Task to carry out: The records below must be written out exactly, with every picture left behind.

Dataset entries:

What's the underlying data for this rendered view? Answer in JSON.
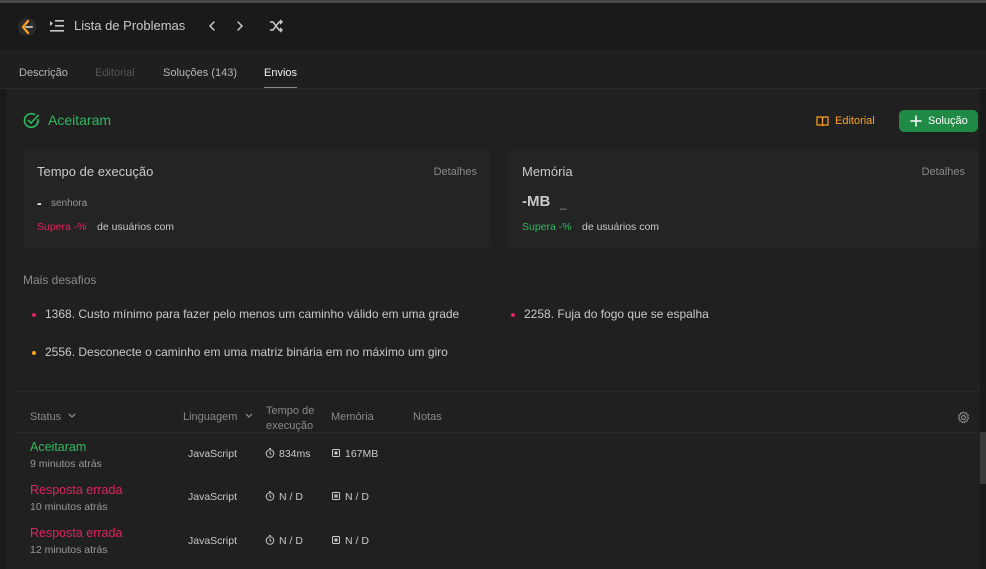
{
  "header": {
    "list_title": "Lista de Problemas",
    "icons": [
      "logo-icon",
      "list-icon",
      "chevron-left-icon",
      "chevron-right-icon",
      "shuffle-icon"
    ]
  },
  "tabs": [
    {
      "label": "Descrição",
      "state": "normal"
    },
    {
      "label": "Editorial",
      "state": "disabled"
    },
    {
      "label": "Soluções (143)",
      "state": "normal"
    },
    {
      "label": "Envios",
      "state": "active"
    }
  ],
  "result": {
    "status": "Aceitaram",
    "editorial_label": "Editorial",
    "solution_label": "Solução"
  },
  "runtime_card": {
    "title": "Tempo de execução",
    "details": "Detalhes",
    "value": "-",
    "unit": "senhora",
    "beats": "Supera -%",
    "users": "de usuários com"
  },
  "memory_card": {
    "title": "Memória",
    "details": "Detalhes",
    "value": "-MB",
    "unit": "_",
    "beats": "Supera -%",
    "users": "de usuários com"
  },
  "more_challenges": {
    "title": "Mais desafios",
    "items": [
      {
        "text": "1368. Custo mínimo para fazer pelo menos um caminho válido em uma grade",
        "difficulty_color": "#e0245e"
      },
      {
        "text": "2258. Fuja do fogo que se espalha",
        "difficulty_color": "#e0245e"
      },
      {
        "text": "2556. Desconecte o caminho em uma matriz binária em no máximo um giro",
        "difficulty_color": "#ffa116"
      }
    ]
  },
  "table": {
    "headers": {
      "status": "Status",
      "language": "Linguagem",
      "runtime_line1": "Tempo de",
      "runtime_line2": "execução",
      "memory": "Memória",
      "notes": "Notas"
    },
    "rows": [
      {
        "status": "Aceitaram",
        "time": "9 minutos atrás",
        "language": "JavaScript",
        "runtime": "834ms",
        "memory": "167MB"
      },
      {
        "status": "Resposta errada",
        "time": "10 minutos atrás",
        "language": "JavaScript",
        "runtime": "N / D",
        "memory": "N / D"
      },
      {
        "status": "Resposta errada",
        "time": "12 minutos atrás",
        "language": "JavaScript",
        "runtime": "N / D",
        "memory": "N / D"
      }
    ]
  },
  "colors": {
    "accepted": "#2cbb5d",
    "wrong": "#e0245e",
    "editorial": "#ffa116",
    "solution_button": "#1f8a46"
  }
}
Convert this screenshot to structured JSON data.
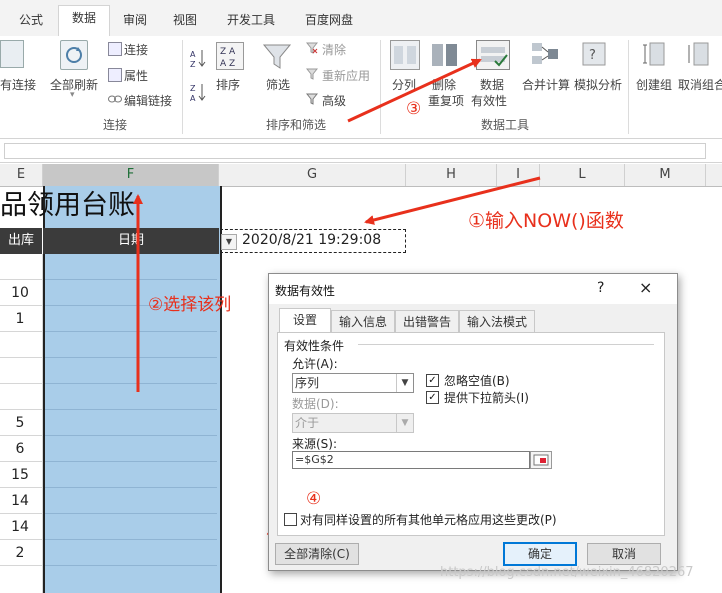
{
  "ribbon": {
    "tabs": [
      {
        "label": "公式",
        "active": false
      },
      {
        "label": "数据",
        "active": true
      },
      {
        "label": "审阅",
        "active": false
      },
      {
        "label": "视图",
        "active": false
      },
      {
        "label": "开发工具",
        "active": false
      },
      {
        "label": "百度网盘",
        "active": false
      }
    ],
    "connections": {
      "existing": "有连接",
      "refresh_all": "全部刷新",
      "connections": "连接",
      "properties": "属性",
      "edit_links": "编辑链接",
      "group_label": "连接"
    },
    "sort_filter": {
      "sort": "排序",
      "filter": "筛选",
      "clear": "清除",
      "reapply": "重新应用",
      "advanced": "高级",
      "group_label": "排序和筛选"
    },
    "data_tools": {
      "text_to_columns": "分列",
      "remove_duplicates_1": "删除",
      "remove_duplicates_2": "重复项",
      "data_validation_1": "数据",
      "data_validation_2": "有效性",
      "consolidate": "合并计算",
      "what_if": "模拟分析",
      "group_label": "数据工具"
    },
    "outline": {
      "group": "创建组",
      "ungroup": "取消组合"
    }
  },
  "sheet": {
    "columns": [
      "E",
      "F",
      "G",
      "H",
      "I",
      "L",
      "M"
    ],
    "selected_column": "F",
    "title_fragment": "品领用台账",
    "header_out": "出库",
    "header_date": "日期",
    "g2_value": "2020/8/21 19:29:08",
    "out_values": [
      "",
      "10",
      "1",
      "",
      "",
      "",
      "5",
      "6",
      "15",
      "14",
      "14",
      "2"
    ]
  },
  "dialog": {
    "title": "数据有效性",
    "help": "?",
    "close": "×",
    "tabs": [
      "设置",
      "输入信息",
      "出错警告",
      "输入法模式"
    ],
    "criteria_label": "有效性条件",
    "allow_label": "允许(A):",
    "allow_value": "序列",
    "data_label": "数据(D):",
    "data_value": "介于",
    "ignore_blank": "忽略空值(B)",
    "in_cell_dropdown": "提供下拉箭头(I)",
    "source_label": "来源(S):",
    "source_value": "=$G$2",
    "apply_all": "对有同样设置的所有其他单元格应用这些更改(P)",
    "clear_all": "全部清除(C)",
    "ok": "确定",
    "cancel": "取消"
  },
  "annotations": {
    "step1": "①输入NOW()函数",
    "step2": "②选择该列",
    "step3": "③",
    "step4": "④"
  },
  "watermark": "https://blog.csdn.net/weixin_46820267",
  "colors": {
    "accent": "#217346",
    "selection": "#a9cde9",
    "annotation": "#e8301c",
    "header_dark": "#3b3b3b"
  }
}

Solution for this task:
What's the underlying data for this rendered view? Answer in JSON.
{
  "header": {
    "list_title": "Lista de Problemas",
    "icons": [
      "logo-icon",
      "list-icon",
      "chevron-left-icon",
      "chevron-right-icon",
      "shuffle-icon"
    ]
  },
  "tabs": [
    {
      "label": "Descrição",
      "state": "normal"
    },
    {
      "label": "Editorial",
      "state": "disabled"
    },
    {
      "label": "Soluções (143)",
      "state": "normal"
    },
    {
      "label": "Envios",
      "state": "active"
    }
  ],
  "result": {
    "status": "Aceitaram",
    "editorial_label": "Editorial",
    "solution_label": "Solução"
  },
  "runtime_card": {
    "title": "Tempo de execução",
    "details": "Detalhes",
    "value": "-",
    "unit": "senhora",
    "beats": "Supera -%",
    "users": "de usuários com"
  },
  "memory_card": {
    "title": "Memória",
    "details": "Detalhes",
    "value": "-MB",
    "unit": "_",
    "beats": "Supera -%",
    "users": "de usuários com"
  },
  "more_challenges": {
    "title": "Mais desafios",
    "items": [
      {
        "text": "1368. Custo mínimo para fazer pelo menos um caminho válido em uma grade",
        "difficulty_color": "#e0245e"
      },
      {
        "text": "2258. Fuja do fogo que se espalha",
        "difficulty_color": "#e0245e"
      },
      {
        "text": "2556. Desconecte o caminho em uma matriz binária em no máximo um giro",
        "difficulty_color": "#ffa116"
      }
    ]
  },
  "table": {
    "headers": {
      "status": "Status",
      "language": "Linguagem",
      "runtime_line1": "Tempo de",
      "runtime_line2": "execução",
      "memory": "Memória",
      "notes": "Notas"
    },
    "rows": [
      {
        "status": "Aceitaram",
        "time": "9 minutos atrás",
        "language": "JavaScript",
        "runtime": "834ms",
        "memory": "167MB"
      },
      {
        "status": "Resposta errada",
        "time": "10 minutos atrás",
        "language": "JavaScript",
        "runtime": "N / D",
        "memory": "N / D"
      },
      {
        "status": "Resposta errada",
        "time": "12 minutos atrás",
        "language": "JavaScript",
        "runtime": "N / D",
        "memory": "N / D"
      }
    ]
  },
  "colors": {
    "accepted": "#2cbb5d",
    "wrong": "#e0245e",
    "editorial": "#ffa116",
    "solution_button": "#1f8a46"
  }
}
Convert this screenshot to structured JSON data.
{
  "ribbon": {
    "tabs": [
      {
        "label": "公式",
        "active": false
      },
      {
        "label": "数据",
        "active": true
      },
      {
        "label": "审阅",
        "active": false
      },
      {
        "label": "视图",
        "active": false
      },
      {
        "label": "开发工具",
        "active": false
      },
      {
        "label": "百度网盘",
        "active": false
      }
    ],
    "connections": {
      "existing": "有连接",
      "refresh_all": "全部刷新",
      "connections": "连接",
      "properties": "属性",
      "edit_links": "编辑链接",
      "group_label": "连接"
    },
    "sort_filter": {
      "sort": "排序",
      "filter": "筛选",
      "clear": "清除",
      "reapply": "重新应用",
      "advanced": "高级",
      "group_label": "排序和筛选"
    },
    "data_tools": {
      "text_to_columns": "分列",
      "remove_duplicates_1": "删除",
      "remove_duplicates_2": "重复项",
      "data_validation_1": "数据",
      "data_validation_2": "有效性",
      "consolidate": "合并计算",
      "what_if": "模拟分析",
      "group_label": "数据工具"
    },
    "outline": {
      "group": "创建组",
      "ungroup": "取消组合"
    }
  },
  "sheet": {
    "columns": [
      "E",
      "F",
      "G",
      "H",
      "I",
      "L",
      "M"
    ],
    "selected_column": "F",
    "title_fragment": "品领用台账",
    "header_out": "出库",
    "header_date": "日期",
    "g2_value": "2020/8/21 19:29:08",
    "out_values": [
      "",
      "10",
      "1",
      "",
      "",
      "",
      "5",
      "6",
      "15",
      "14",
      "14",
      "2"
    ]
  },
  "dialog": {
    "title": "数据有效性",
    "help": "?",
    "close": "×",
    "tabs": [
      "设置",
      "输入信息",
      "出错警告",
      "输入法模式"
    ],
    "criteria_label": "有效性条件",
    "allow_label": "允许(A):",
    "allow_value": "序列",
    "data_label": "数据(D):",
    "data_value": "介于",
    "ignore_blank": "忽略空值(B)",
    "in_cell_dropdown": "提供下拉箭头(I)",
    "source_label": "来源(S):",
    "source_value": "=$G$2",
    "apply_all": "对有同样设置的所有其他单元格应用这些更改(P)",
    "clear_all": "全部清除(C)",
    "ok": "确定",
    "cancel": "取消"
  },
  "annotations": {
    "step1": "①输入NOW()函数",
    "step2": "②选择该列",
    "step3": "③",
    "step4": "④"
  },
  "watermark": "https://blog.csdn.net/weixin_46820267",
  "colors": {
    "accent": "#217346",
    "selection": "#a9cde9",
    "annotation": "#e8301c",
    "header_dark": "#3b3b3b"
  }
}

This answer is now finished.